__TASK BRIEF__. Transcribe, word for word, every line from the one containing "What does this" through the final line of the records, and omit the pictures.

__RAW DATA__.
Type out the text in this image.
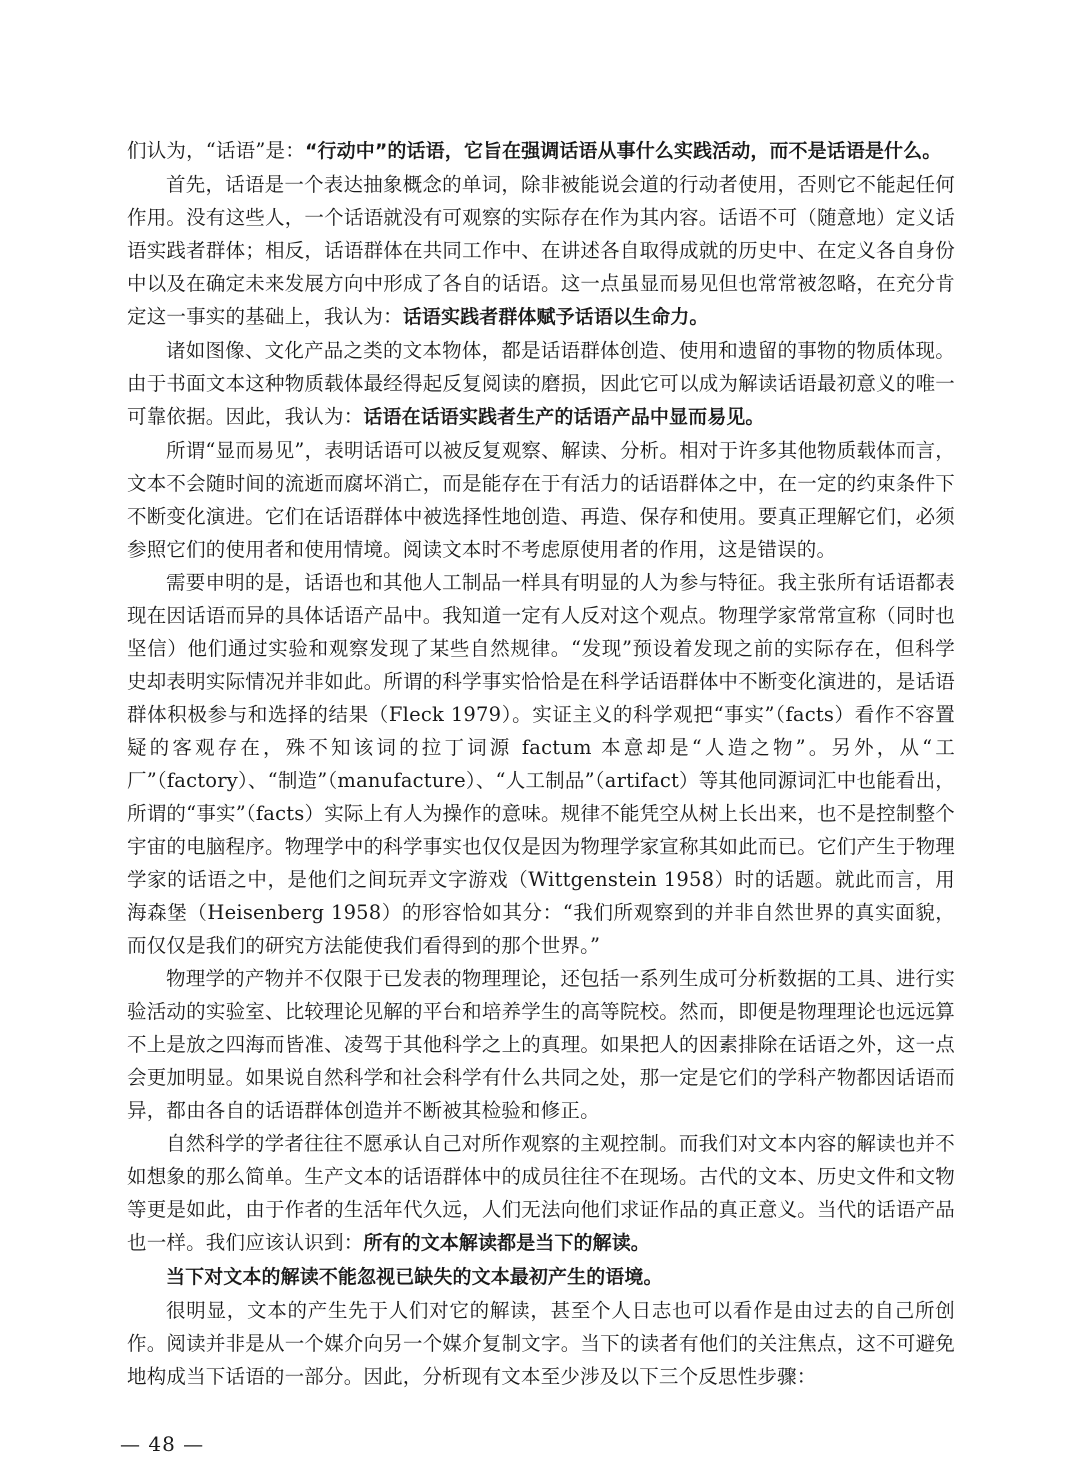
们认为，“话语”是：“行动中”的话语，它旨在强调话语从事什么实践活动，而不是话语是什么。

首先，话语是一个表达抽象概念的单词，除非被能说会道的行动者使用，否则它不能起任何作用。没有这些人，一个话语就没有可观察的实际存在作为其内容。话语不可（随意地）定义话语实践者群体；相反，话语群体在共同工作中、在讲述各自取得成就的历史中、在定义各自身份中以及在确定未来发展方向中形成了各自的话语。这一点虽显而易见但也常常被忽略，在充分肯定这一事实的基础上，我认为：话语实践者群体赋予话语以生命力。

诸如图像、文化产品之类的文本物体，都是话语群体创造、使用和遗留的事物的物质体现。由于书面文本这种物质载体最经得起反复阅读的磨损，因此它可以成为解读话语最初意义的唯一可靠依据。因此，我认为：话语在话语实践者生产的话语产品中显而易见。

所谓“显而易见”，表明话语可以被反复观察、解读、分析。相对于许多其他物质载体而言，文本不会随时间的流逝而腐坏消亡，而是能存在于有活力的话语群体之中，在一定的约束条件下不断变化演进。它们在话语群体中被选择性地创造、再造、保存和使用。要真正理解它们，必须参照它们的使用者和使用情境。阅读文本时不考虑原使用者的作用，这是错误的。

需要申明的是，话语也和其他人工制品一样具有明显的人为参与特征。我主张所有话语都表现在因话语而异的具体话语产品中。我知道一定有人反对这个观点。物理学家常常宣称（同时也坚信）他们通过实验和观察发现了某些自然规律。“发现”预设着发现之前的实际存在，但科学史却表明实际情况并非如此。所谓的科学事实恰恰是在科学话语群体中不断变化演进的，是话语群体积极参与和选择的结果（Fleck 1979）。实证主义的科学观把“事实”（facts）看作不容置疑的客观存在，殊不知该词的拉丁词源 factum 本意却是“人造之物”。另外，从“工厂”（factory）、“制造”（manufacture）、“人工制品”（artifact）等其他同源词汇中也能看出，所谓的“事实”（facts）实际上有人为操作的意味。规律不能凭空从树上长出来，也不是控制整个宇宙的电脑程序。物理学中的科学事实也仅仅是因为物理学家宣称其如此而已。它们产生于物理学家的话语之中，是他们之间玩弄文字游戏（Wittgenstein 1958）时的话题。就此而言，用海森堡（Heisenberg 1958）的形容恰如其分：“我们所观察到的并非自然世界的真实面貌，而仅仅是我们的研究方法能使我们看得到的那个世界。”

物理学的产物并不仅限于已发表的物理理论，还包括一系列生成可分析数据的工具、进行实验活动的实验室、比较理论见解的平台和培养学生的高等院校。然而，即便是物理理论也远远算不上是放之四海而皆准、凌驾于其他科学之上的真理。如果把人的因素排除在话语之外，这一点会更加明显。如果说自然科学和社会科学有什么共同之处，那一定是它们的学科产物都因话语而异，都由各自的话语群体创造并不断被其检验和修正。

自然科学的学者往往不愿承认自己对所作观察的主观控制。而我们对文本内容的解读也并不如想象的那么简单。生产文本的话语群体中的成员往往不在现场。古代的文本、历史文件和文物等更是如此，由于作者的生活年代久远，人们无法向他们求证作品的真正意义。当代的话语产品也一样。我们应该认识到：所有的文本解读都是当下的解读。

当下对文本的解读不能忽视已缺失的文本最初产生的语境。

很明显，文本的产生先于人们对它的解读，甚至个人日志也可以看作是由过去的自己所创作。阅读并非是从一个媒介向另一个媒介复制文字。当下的读者有他们的关注焦点，这不可避免地构成当下话语的一部分。因此，分析现有文本至少涉及以下三个反思性步骤：

— 48 —
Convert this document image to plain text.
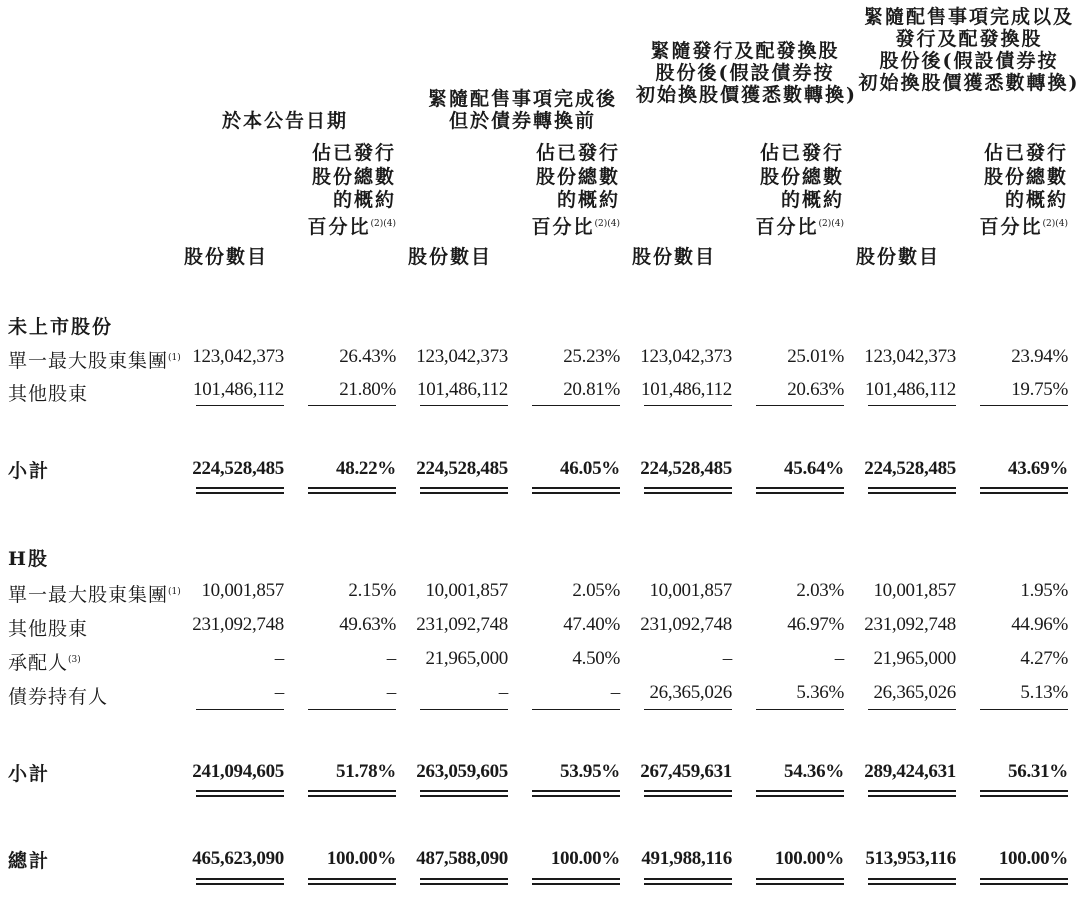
於本公告日期
緊隨配售事項完成後
但於債券轉換前
緊隨發行及配發換股
股份後(假設債券按
初始換股價獲悉數轉換)
緊隨配售事項完成以及
發行及配發換股
股份後(假設債券按
初始換股價獲悉數轉換)
股份數目	股份數目	股份數目	股份數目
佔已發行
股份總數
的概約
百分比$^{(2)(4)}$
佔已發行
股份總數
的概約
百分比$^{(2)(4)}$
佔已發行
股份總數
的概約
百分比$^{(2)(4)}$
佔已發行
股份總數
的概約
百分比$^{(2)(4)}$
未上市股份
單一最大股東集團$^{(1)}$ 123,042,373	26.43% 123,042,373	25.23% 123,042,373	25.01% 123,042,373	23.94%
其他股東	101,486,112	21.80% 101,486,112	20.81% 101,486,112	20.63% 101,486,112	19.75%
小計	224,528,485	48.22% 224,528,485	46.05% 224,528,485	45.64% 224,528,485	43.69%
H股
單一最大股東集團$^{(1)}$ 10,001,857	2.15% 10,001,857	2.05% 10,001,857	2.03% 10,001,857	1.95%
其他股東	231,092,748	49.63% 231,092,748	47.40% 231,092,748	46.97% 231,092,748	44.96%
承配人$^{(3)}$	–	– 21,965,000	4.50%	–	– 21,965,000	4.27%
債券持有人	–	–	–	– 26,365,026	5.36% 26,365,026	5.13%
小計	241,094,605	51.78% 263,059,605	53.95% 267,459,631	54.36% 289,424,631	56.31%
總計	465,623,090 100.00% 487,588,090 100.00% 491,988,116 100.00% 513,953,116 100.00%
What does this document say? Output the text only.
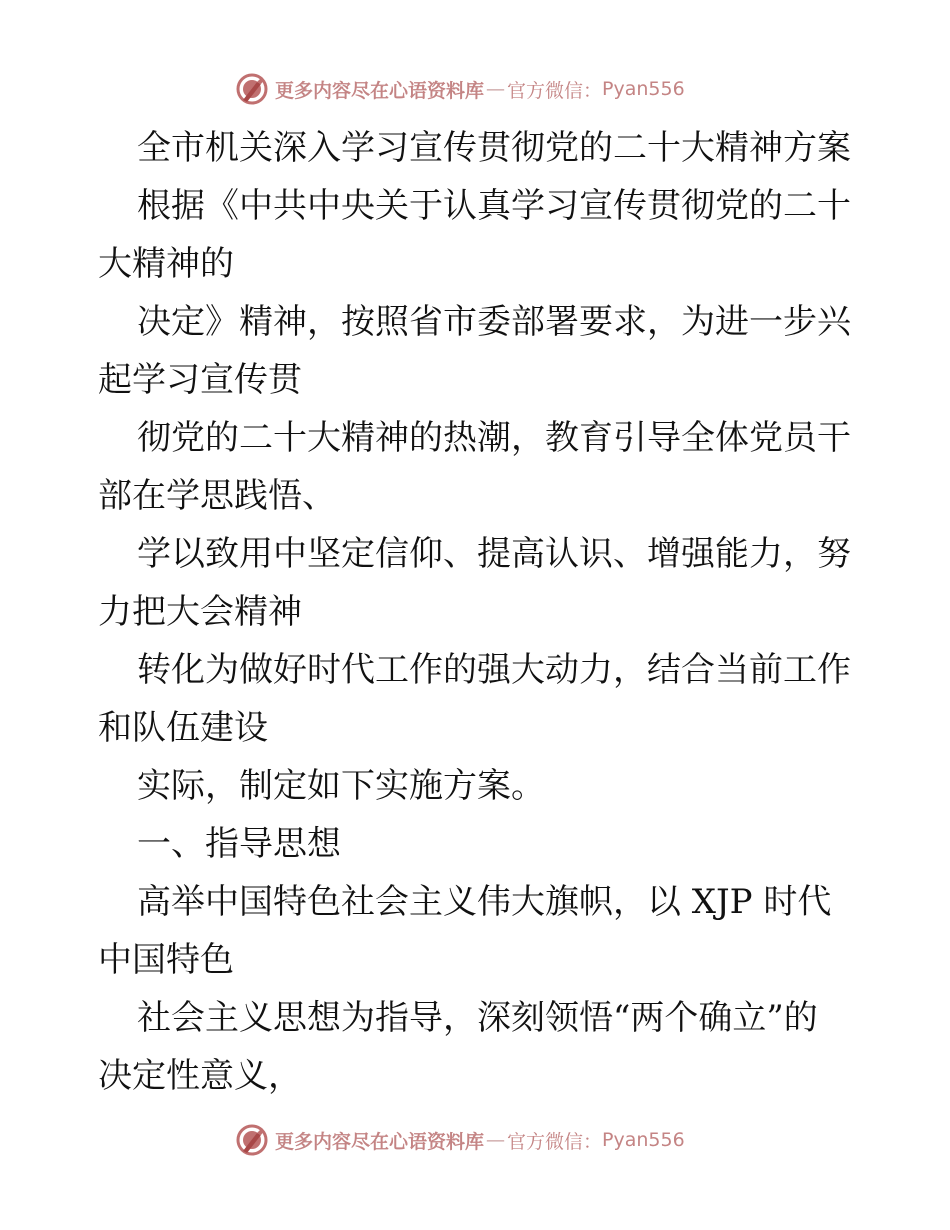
更多内容尽在心语资料库 — 官方微信： Pyan556
全市机关深入学习宣传贯彻党的二十大精神方案
根据《中共中央关于认真学习宣传贯彻党的二十
大精神的
决定》精神，按照省市委部署要求，为进一步兴
起学习宣传贯
彻党的二十大精神的热潮，教育引导全体党员干
部在学思践悟、
学以致用中坚定信仰、提高认识、增强能力，努
力把大会精神
转化为做好时代工作的强大动力，结合当前工作
和队伍建设
实际，制定如下实施方案。
一、指导思想
高举中国特色社会主义伟大旗帜，以 XJP 时代
中国特色
社会主义思想为指导，深刻领悟“两个确立”的
决定性意义，
更多内容尽在心语资料库 — 官方微信： Pyan556
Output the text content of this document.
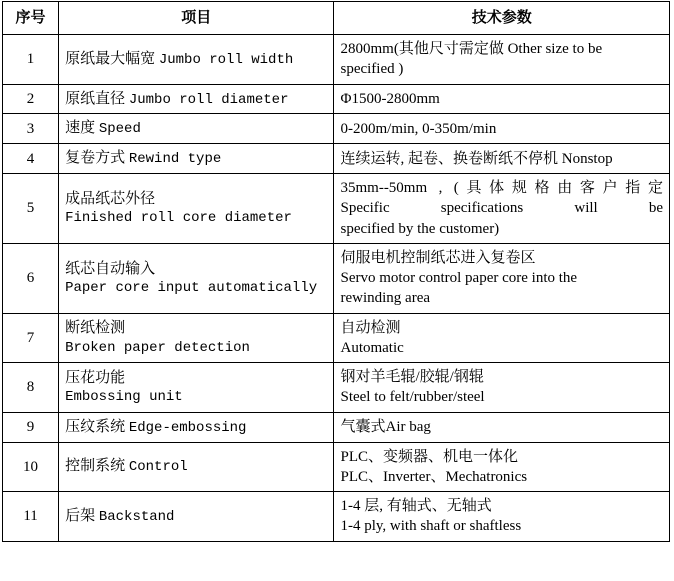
序号	项目	技术参数
1	原纸最大幅宽 Jumbo roll width	2800mm(其他尺寸需定做 Other size to be
specified )

2	原纸直径 Jumbo roll diameter	Φ1500-2800mm

3	速度 Speed	0-200m/min, 0-350m/min

4	复卷方式 Rewind type	连续运转, 起卷、换卷断纸不停机 Nonstop

5	成品纸芯外径
Finished roll core diameter	35mm--50mm , (具体规格由客户指定
Specific specifications will be
specified by the customer)

6	纸芯自动输入
Paper core input automatically	伺服电机控制纸芯进入复卷区
Servo motor control paper core into the
rewinding area

7	断纸检测
Broken paper detection	自动检测
Automatic

8	压花功能
Embossing unit	钢对羊毛辊/胶辊/钢辊
Steel to felt/rubber/steel

9	压纹系统 Edge-embossing	气囊式Air bag

10	控制系统 Control	PLC、变频器、机电一体化
PLC、Inverter、Mechatronics

11	后架 Backstand	1-4 层, 有轴式、无轴式
1-4 ply, with shaft or shaftless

__REPLY__.
What does this document say? Output the text only.
更多内容尽在心语资料库 — 官方微信： Pyan556
全市机关深入学习宣传贯彻党的二十大精神方案
根据《中共中央关于认真学习宣传贯彻党的二十
大精神的
决定》精神，按照省市委部署要求，为进一步兴
起学习宣传贯
彻党的二十大精神的热潮，教育引导全体党员干
部在学思践悟、
学以致用中坚定信仰、提高认识、增强能力，努
力把大会精神
转化为做好时代工作的强大动力，结合当前工作
和队伍建设
实际，制定如下实施方案。
一、指导思想
高举中国特色社会主义伟大旗帜，以 XJP 时代
中国特色
社会主义思想为指导，深刻领悟“两个确立”的
决定性意义，
更多内容尽在心语资料库 — 官方微信： Pyan556
Output the text content of this document.
序号	项目	技术参数
1	原纸最大幅宽 Jumbo roll width	2800mm(其他尺寸需定做 Other size to be
specified )

2	原纸直径 Jumbo roll diameter	Φ1500-2800mm

3	速度 Speed	0-200m/min, 0-350m/min

4	复卷方式 Rewind type	连续运转, 起卷、换卷断纸不停机 Nonstop

5	成品纸芯外径
Finished roll core diameter	35mm--50mm , (具体规格由客户指定
Specific specifications will be
specified by the customer)

6	纸芯自动输入
Paper core input automatically	伺服电机控制纸芯进入复卷区
Servo motor control paper core into the
rewinding area

7	断纸检测
Broken paper detection	自动检测
Automatic

8	压花功能
Embossing unit	钢对羊毛辊/胶辊/钢辊
Steel to felt/rubber/steel

9	压纹系统 Edge-embossing	气囊式Air bag

10	控制系统 Control	PLC、变频器、机电一体化
PLC、Inverter、Mechatronics

11	后架 Backstand	1-4 层, 有轴式、无轴式
1-4 ply, with shaft or shaftless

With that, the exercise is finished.